• Task requirements
Each entry has to be copied exactly, with nothing missed.

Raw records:

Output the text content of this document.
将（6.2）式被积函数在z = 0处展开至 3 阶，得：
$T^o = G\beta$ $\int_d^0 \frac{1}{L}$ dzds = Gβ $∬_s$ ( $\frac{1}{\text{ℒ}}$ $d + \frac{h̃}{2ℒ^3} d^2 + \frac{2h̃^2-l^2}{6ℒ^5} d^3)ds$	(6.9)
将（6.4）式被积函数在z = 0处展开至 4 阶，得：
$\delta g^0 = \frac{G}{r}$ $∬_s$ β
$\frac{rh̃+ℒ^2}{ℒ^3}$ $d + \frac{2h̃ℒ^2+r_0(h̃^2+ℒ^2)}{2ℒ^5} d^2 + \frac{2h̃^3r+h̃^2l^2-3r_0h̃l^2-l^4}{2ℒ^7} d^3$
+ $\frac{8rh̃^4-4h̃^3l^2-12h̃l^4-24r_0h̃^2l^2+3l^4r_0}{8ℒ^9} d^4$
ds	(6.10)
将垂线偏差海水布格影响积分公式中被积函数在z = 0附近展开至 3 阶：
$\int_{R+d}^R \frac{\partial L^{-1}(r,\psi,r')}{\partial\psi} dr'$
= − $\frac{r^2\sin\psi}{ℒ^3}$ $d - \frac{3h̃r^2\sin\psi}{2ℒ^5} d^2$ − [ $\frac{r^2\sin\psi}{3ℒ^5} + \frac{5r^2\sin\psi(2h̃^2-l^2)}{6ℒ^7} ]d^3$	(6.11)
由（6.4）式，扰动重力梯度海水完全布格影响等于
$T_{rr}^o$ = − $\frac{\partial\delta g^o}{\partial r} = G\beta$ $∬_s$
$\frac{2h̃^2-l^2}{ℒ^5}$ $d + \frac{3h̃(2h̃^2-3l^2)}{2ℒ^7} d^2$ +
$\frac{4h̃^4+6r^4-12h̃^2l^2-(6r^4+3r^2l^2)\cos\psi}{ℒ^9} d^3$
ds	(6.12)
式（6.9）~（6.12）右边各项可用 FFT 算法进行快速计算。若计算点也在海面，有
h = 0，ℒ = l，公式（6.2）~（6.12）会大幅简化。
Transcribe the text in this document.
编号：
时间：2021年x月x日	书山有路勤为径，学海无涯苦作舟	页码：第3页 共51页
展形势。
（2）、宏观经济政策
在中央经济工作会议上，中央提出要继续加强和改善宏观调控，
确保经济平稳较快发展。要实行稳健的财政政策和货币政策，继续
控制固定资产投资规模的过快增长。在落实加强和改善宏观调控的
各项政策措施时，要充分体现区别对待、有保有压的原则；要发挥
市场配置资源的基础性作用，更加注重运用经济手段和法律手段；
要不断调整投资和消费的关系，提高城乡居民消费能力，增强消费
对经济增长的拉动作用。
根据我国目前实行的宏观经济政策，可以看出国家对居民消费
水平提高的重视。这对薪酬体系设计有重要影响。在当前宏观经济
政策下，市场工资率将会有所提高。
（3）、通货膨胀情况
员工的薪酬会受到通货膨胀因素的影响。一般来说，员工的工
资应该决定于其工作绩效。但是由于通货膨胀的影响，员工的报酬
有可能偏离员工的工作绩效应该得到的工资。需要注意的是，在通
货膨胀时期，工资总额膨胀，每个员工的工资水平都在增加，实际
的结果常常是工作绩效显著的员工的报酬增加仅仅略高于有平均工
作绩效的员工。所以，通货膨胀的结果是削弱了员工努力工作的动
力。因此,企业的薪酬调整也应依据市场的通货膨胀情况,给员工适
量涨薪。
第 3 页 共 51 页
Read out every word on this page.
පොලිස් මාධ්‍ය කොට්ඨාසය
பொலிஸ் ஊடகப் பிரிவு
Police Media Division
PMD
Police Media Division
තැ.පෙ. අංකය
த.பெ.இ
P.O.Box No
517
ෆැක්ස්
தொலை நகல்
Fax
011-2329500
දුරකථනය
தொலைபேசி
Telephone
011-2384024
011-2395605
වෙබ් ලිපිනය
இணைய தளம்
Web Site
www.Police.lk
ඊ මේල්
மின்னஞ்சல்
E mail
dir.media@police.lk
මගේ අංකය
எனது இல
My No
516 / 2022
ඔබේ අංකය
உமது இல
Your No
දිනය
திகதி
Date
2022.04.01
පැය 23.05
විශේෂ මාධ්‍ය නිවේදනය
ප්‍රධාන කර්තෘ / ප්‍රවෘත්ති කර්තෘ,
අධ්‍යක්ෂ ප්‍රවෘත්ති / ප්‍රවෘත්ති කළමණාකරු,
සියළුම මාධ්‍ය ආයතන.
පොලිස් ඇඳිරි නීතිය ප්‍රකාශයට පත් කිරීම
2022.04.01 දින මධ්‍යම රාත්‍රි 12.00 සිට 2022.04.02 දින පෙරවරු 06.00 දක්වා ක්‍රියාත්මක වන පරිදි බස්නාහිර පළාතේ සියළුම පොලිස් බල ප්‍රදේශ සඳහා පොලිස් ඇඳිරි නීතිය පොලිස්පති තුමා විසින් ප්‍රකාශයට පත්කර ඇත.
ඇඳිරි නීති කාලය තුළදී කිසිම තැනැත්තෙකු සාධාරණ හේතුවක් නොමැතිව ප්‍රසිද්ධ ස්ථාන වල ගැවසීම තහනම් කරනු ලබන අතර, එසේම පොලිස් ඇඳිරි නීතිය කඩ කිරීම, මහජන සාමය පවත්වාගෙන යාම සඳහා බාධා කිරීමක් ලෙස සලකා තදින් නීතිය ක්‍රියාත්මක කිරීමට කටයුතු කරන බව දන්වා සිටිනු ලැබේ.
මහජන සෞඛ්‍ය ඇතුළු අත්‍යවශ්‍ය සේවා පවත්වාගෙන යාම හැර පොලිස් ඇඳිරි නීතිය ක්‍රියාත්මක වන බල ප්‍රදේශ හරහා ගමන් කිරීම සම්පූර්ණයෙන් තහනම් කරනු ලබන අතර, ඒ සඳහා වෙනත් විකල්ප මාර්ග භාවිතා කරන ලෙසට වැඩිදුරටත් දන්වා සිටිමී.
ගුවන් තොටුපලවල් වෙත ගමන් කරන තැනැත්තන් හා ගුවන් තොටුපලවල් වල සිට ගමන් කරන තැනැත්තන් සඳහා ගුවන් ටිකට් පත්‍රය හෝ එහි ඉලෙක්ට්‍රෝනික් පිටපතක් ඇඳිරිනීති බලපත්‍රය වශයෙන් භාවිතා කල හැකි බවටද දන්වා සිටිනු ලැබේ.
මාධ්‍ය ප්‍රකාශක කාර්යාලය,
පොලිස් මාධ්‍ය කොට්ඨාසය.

• Correct output
Output the text content of this document.
将（6.2）式被积函数在z = 0处展开至 3 阶，得：
$T^o = G\beta$ $\int_d^0 \frac{1}{L}$ dzds = Gβ $∬_s$ ( $\frac{1}{\text{ℒ}}$ $d + \frac{h̃}{2ℒ^3} d^2 + \frac{2h̃^2-l^2}{6ℒ^5} d^3)ds$	(6.9)
将（6.4）式被积函数在z = 0处展开至 4 阶，得：
$\delta g^0 = \frac{G}{r}$ $∬_s$ β
$\frac{rh̃+ℒ^2}{ℒ^3}$ $d + \frac{2h̃ℒ^2+r_0(h̃^2+ℒ^2)}{2ℒ^5} d^2 + \frac{2h̃^3r+h̃^2l^2-3r_0h̃l^2-l^4}{2ℒ^7} d^3$
+ $\frac{8rh̃^4-4h̃^3l^2-12h̃l^4-24r_0h̃^2l^2+3l^4r_0}{8ℒ^9} d^4$
ds	(6.10)
将垂线偏差海水布格影响积分公式中被积函数在z = 0附近展开至 3 阶：
$\int_{R+d}^R \frac{\partial L^{-1}(r,\psi,r')}{\partial\psi} dr'$
= − $\frac{r^2\sin\psi}{ℒ^3}$ $d - \frac{3h̃r^2\sin\psi}{2ℒ^5} d^2$ − [ $\frac{r^2\sin\psi}{3ℒ^5} + \frac{5r^2\sin\psi(2h̃^2-l^2)}{6ℒ^7} ]d^3$	(6.11)
由（6.4）式，扰动重力梯度海水完全布格影响等于
$T_{rr}^o$ = − $\frac{\partial\delta g^o}{\partial r} = G\beta$ $∬_s$
$\frac{2h̃^2-l^2}{ℒ^5}$ $d + \frac{3h̃(2h̃^2-3l^2)}{2ℒ^7} d^2$ +
$\frac{4h̃^4+6r^4-12h̃^2l^2-(6r^4+3r^2l^2)\cos\psi}{ℒ^9} d^3$
ds	(6.12)
式（6.9）~（6.12）右边各项可用 FFT 算法进行快速计算。若计算点也在海面，有
h = 0，ℒ = l，公式（6.2）~（6.12）会大幅简化。
Transcribe the text in this document.
编号：
时间：2021年x月x日	书山有路勤为径，学海无涯苦作舟	页码：第3页 共51页
展形势。
（2）、宏观经济政策
在中央经济工作会议上，中央提出要继续加强和改善宏观调控，
确保经济平稳较快发展。要实行稳健的财政政策和货币政策，继续
控制固定资产投资规模的过快增长。在落实加强和改善宏观调控的
各项政策措施时，要充分体现区别对待、有保有压的原则；要发挥
市场配置资源的基础性作用，更加注重运用经济手段和法律手段；
要不断调整投资和消费的关系，提高城乡居民消费能力，增强消费
对经济增长的拉动作用。
根据我国目前实行的宏观经济政策，可以看出国家对居民消费
水平提高的重视。这对薪酬体系设计有重要影响。在当前宏观经济
政策下，市场工资率将会有所提高。
（3）、通货膨胀情况
员工的薪酬会受到通货膨胀因素的影响。一般来说，员工的工
资应该决定于其工作绩效。但是由于通货膨胀的影响，员工的报酬
有可能偏离员工的工作绩效应该得到的工资。需要注意的是，在通
货膨胀时期，工资总额膨胀，每个员工的工资水平都在增加，实际
的结果常常是工作绩效显著的员工的报酬增加仅仅略高于有平均工
作绩效的员工。所以，通货膨胀的结果是削弱了员工努力工作的动
力。因此,企业的薪酬调整也应依据市场的通货膨胀情况,给员工适
量涨薪。
第 3 页 共 51 页
Read out every word on this page.
පොලිස් මාධ්‍ය කොට්ඨාසය
பொலிஸ் ஊடகப் பிரிவு
Police Media Division
PMD
Police Media Division
තැ.පෙ. අංකය
த.பெ.இ
P.O.Box No
517
ෆැක්ස්
தொலை நகல்
Fax
011-2329500
දුරකථනය
தொலைபேசி
Telephone
011-2384024
011-2395605
වෙබ් ලිපිනය
இணைய தளம்
Web Site
www.Police.lk
ඊ මේල්
மின்னஞ்சல்
E mail
dir.media@police.lk
මගේ අංකය
எனது இல
My No
516 / 2022
ඔබේ අංකය
உமது இல
Your No
දිනය
திகதி
Date
2022.04.01
පැය 23.05
විශේෂ මාධ්‍ය නිවේදනය
ප්‍රධාන කර්තෘ / ප්‍රවෘත්ති කර්තෘ,
අධ්‍යක්ෂ ප්‍රවෘත්ති / ප්‍රවෘත්ති කළමණාකරු,
සියළුම මාධ්‍ය ආයතන.
පොලිස් ඇඳිරි නීතිය ප්‍රකාශයට පත් කිරීම
2022.04.01 දින මධ්‍යම රාත්‍රි 12.00 සිට 2022.04.02 දින පෙරවරු 06.00 දක්වා ක්‍රියාත්මක වන පරිදි බස්නාහිර පළාතේ සියළුම පොලිස් බල ප්‍රදේශ සඳහා පොලිස් ඇඳිරි නීතිය පොලිස්පති තුමා විසින් ප්‍රකාශයට පත්කර ඇත.
ඇඳිරි නීති කාලය තුළදී කිසිම තැනැත්තෙකු සාධාරණ හේතුවක් නොමැතිව ප්‍රසිද්ධ ස්ථාන වල ගැවසීම තහනම් කරනු ලබන අතර, එසේම පොලිස් ඇඳිරි නීතිය කඩ කිරීම, මහජන සාමය පවත්වාගෙන යාම සඳහා බාධා කිරීමක් ලෙස සලකා තදින් නීතිය ක්‍රියාත්මක කිරීමට කටයුතු කරන බව දන්වා සිටිනු ලැබේ.
මහජන සෞඛ්‍ය ඇතුළු අත්‍යවශ්‍ය සේවා පවත්වාගෙන යාම හැර පොලිස් ඇඳිරි නීතිය ක්‍රියාත්මක වන බල ප්‍රදේශ හරහා ගමන් කිරීම සම්පූර්ණයෙන් තහනම් කරනු ලබන අතර, ඒ සඳහා වෙනත් විකල්ප මාර්ග භාවිතා කරන ලෙසට වැඩිදුරටත් දන්වා සිටිමී.
ගුවන් තොටුපලවල් වෙත ගමන් කරන තැනැත්තන් හා ගුවන් තොටුපලවල් වල සිට ගමන් කරන තැනැත්තන් සඳහා ගුවන් ටිකට් පත්‍රය හෝ එහි ඉලෙක්ට්‍රෝනික් පිටපතක් ඇඳිරිනීති බලපත්‍රය වශයෙන් භාවිතා කල හැකි බවටද දන්වා සිටිනු ලැබේ.
මාධ්‍ය ප්‍රකාශක කාර්යාලය,
පොලිස් මාධ්‍ය කොට්ඨාසය.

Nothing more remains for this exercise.